Stored records:
☆ ☆ ☆ ☆ ☆

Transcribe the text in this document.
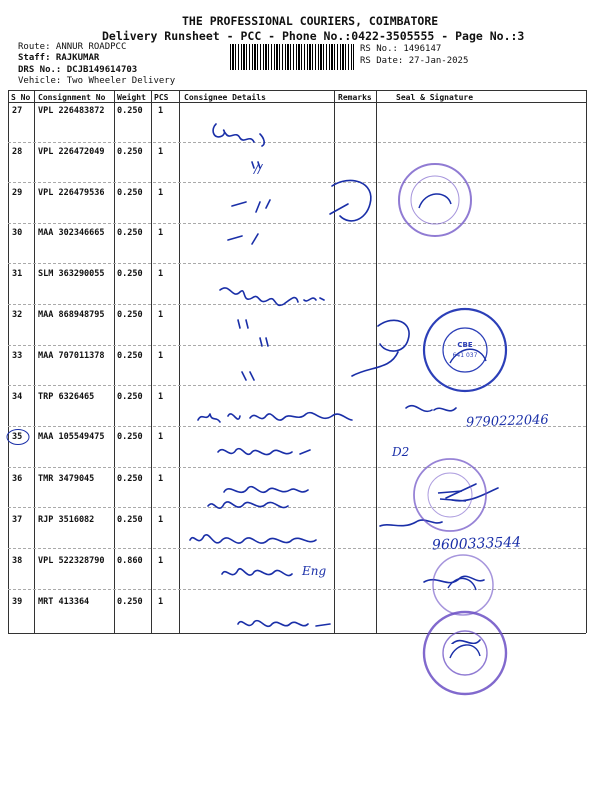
THE PROFESSIONAL COURIERS, COIMBATORE
Delivery Runsheet - PCC - Phone No.:0422-3505555 - Page No.:3
Route: ANNUR ROADPCC
Staff: RAJKUMAR
DRS No.: DCJB149614703
Vehicle: Two Wheeler Delivery
RS No.: 1496147
RS Date: 27-Jan-2025
S No Consignment No Weight PCS Consignee Details	Remarks	Seal & Signature
27 VPL 226483872 0.250 1
28 VPL 226472049 0.250 1
29 VPL 226479536 0.250 1
30 MAA 302346665 0.250 1
31 SLM 363290055 0.250 1
32 MAA 868948795 0.250 1
33 MAA 707011378 0.250 1
34 TRP 6326465	0.250 1
35 MAA 105549475 0.250 1
36 TMR 3479045	0.250 1
37 RJP 3516082	0.250 1
38 VPL 522328790 0.860 1
39 MRT 413364	0.250 1
9790222046
9600333544
Eng
D2
//
CBE
641 037
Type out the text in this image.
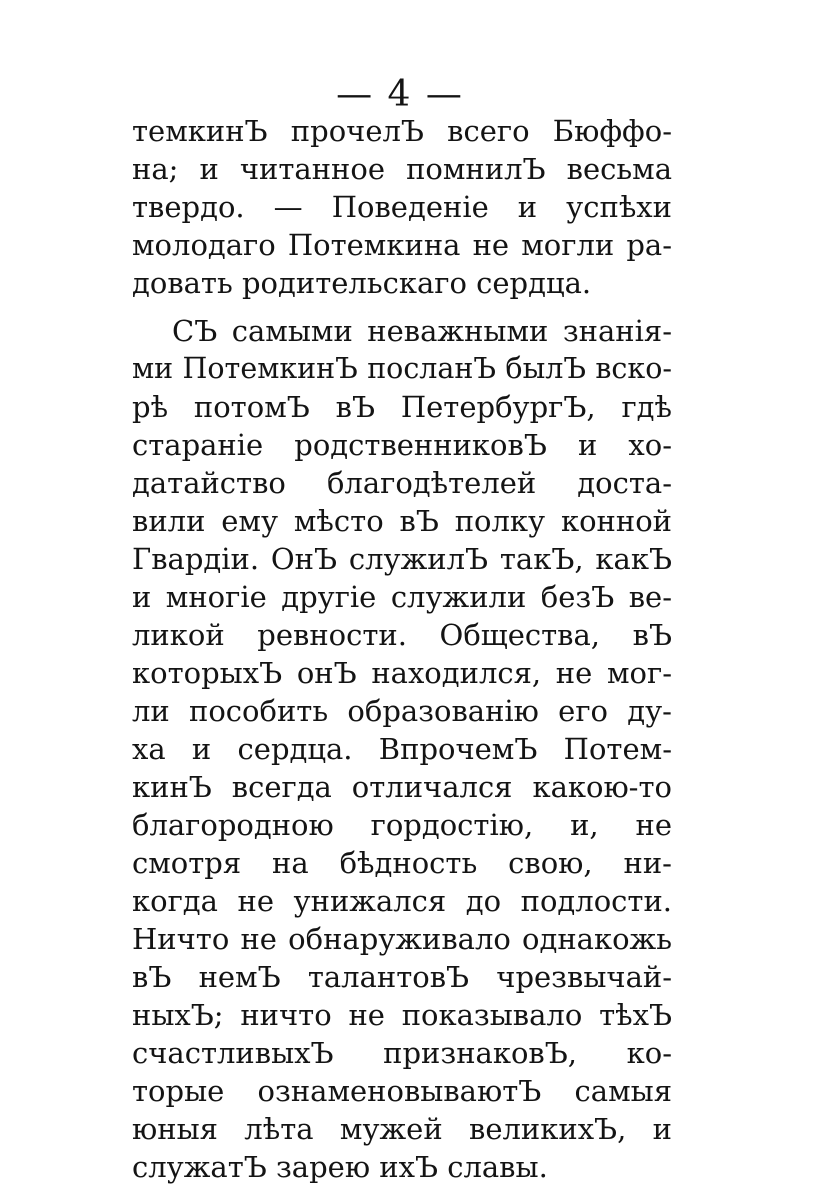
— 4 —
темкинЪ прочелЪ всего Бюффо-
на; и читанное помнилЪ весьма
твердо. — Поведеніе и успѣхи
молодаго Потемкина не могли ра-
довать родительскаго сердца.
СЪ самыми неважными знанія-
ми ПотемкинЪ посланЪ былЪ вско-
рѣ потомЪ вЪ ПетербургЪ, гдѣ
стараніе родственниковЪ и хо-
датайство благодѣтелей доста-
вили ему мѣсто вЪ полку конной
Гвардіи. ОнЪ служилЪ такЪ, какЪ
и многіе другіе служили безЪ ве-
ликой ревности. Общества, вЪ
которыхЪ онЪ находился, не мог-
ли пособить образованію его ду-
ха и сердца. ВпрочемЪ Потем-
кинЪ всегда отличался какою-то
благородною гордостію, и, не
смотря на бѣдность свою, ни-
когда не унижался до подлости.
Ничто не обнаруживало однакожь
вЪ немЪ талантовЪ чрезвычай-
ныхЪ; ничто не показывало тѣхЪ
счастливыхЪ признаковЪ, ко-
торые ознаменовываютЪ самыя
юныя лѣта мужей великихЪ, и
служатЪ зарею ихЪ славы.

☆ ☆ ☆ ☆ ☆

WHAT TO PRODUCE:
Transcribe the whole listing, character for character, but not its images.

COMPLETED TASK:
Transcribe the text in this document.
THE PROFESSIONAL COURIERS, COIMBATORE
Delivery Runsheet - PCC - Phone No.:0422-3505555 - Page No.:3
Route: ANNUR ROADPCC
Staff: RAJKUMAR
DRS No.: DCJB149614703
Vehicle: Two Wheeler Delivery
RS No.: 1496147
RS Date: 27-Jan-2025
S No Consignment No Weight PCS Consignee Details	Remarks	Seal & Signature
27 VPL 226483872 0.250 1
28 VPL 226472049 0.250 1
29 VPL 226479536 0.250 1
30 MAA 302346665 0.250 1
31 SLM 363290055 0.250 1
32 MAA 868948795 0.250 1
33 MAA 707011378 0.250 1
34 TRP 6326465	0.250 1
35 MAA 105549475 0.250 1
36 TMR 3479045	0.250 1
37 RJP 3516082	0.250 1
38 VPL 522328790 0.860 1
39 MRT 413364	0.250 1
9790222046
9600333544
Eng
D2
//
CBE
641 037
Type out the text in this image.
— 4 —
темкинЪ прочелЪ всего Бюффо-
на; и читанное помнилЪ весьма
твердо. — Поведеніе и успѣхи
молодаго Потемкина не могли ра-
довать родительскаго сердца.
СЪ самыми неважными знанія-
ми ПотемкинЪ посланЪ былЪ вско-
рѣ потомЪ вЪ ПетербургЪ, гдѣ
стараніе родственниковЪ и хо-
датайство благодѣтелей доста-
вили ему мѣсто вЪ полку конной
Гвардіи. ОнЪ служилЪ такЪ, какЪ
и многіе другіе служили безЪ ве-
ликой ревности. Общества, вЪ
которыхЪ онЪ находился, не мог-
ли пособить образованію его ду-
ха и сердца. ВпрочемЪ Потем-
кинЪ всегда отличался какою-то
благородною гордостію, и, не
смотря на бѣдность свою, ни-
когда не унижался до подлости.
Ничто не обнаруживало однакожь
вЪ немЪ талантовЪ чрезвычай-
ныхЪ; ничто не показывало тѣхЪ
счастливыхЪ признаковЪ, ко-
торые ознаменовываютЪ самыя
юныя лѣта мужей великихЪ, и
служатЪ зарею ихЪ славы.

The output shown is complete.